Goal of the exercise:
Which lines include the word "headline"? Copy each of them.

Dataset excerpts

_ _ _ _ _ _ _

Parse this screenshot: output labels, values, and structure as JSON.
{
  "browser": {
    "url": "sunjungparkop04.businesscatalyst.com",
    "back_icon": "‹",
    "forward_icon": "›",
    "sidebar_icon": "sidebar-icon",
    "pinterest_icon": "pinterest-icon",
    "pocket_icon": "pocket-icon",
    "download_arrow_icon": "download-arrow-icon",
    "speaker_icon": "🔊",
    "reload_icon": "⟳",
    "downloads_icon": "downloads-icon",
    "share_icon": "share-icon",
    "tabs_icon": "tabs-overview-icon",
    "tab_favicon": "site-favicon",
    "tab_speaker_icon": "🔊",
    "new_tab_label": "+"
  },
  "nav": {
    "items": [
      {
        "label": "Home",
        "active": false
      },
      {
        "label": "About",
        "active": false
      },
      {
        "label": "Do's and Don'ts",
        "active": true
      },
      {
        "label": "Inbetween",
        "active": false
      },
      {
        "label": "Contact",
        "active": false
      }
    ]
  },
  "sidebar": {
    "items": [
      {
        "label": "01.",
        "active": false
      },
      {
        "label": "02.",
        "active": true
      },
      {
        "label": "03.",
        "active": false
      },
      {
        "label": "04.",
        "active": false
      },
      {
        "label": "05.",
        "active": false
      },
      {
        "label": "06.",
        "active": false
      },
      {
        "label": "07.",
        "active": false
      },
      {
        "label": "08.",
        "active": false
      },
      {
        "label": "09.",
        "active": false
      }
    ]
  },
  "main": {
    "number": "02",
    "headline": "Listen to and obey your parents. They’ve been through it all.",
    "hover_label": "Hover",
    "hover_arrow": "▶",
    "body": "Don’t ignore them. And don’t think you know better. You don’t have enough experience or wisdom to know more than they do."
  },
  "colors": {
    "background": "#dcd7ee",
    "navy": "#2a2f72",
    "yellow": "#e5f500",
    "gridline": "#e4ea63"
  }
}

_ _ _ _ _ _ _

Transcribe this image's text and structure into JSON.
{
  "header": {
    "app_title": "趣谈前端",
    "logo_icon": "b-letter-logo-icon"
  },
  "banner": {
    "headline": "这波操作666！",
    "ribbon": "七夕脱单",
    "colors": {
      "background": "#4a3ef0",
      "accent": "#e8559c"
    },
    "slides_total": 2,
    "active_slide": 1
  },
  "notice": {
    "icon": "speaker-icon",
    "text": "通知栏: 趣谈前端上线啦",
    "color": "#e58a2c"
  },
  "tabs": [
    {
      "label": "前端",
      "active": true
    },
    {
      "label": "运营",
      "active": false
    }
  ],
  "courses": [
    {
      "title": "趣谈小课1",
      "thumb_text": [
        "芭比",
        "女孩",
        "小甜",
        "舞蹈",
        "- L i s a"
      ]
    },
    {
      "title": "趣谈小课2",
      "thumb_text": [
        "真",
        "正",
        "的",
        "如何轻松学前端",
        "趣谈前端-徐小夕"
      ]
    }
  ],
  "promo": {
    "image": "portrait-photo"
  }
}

_ _ _ _ _ _ _

Task solution:
    "headline": "Listen to and obey your parents. They’ve been through it all.",
    "headline": "这波操作666！",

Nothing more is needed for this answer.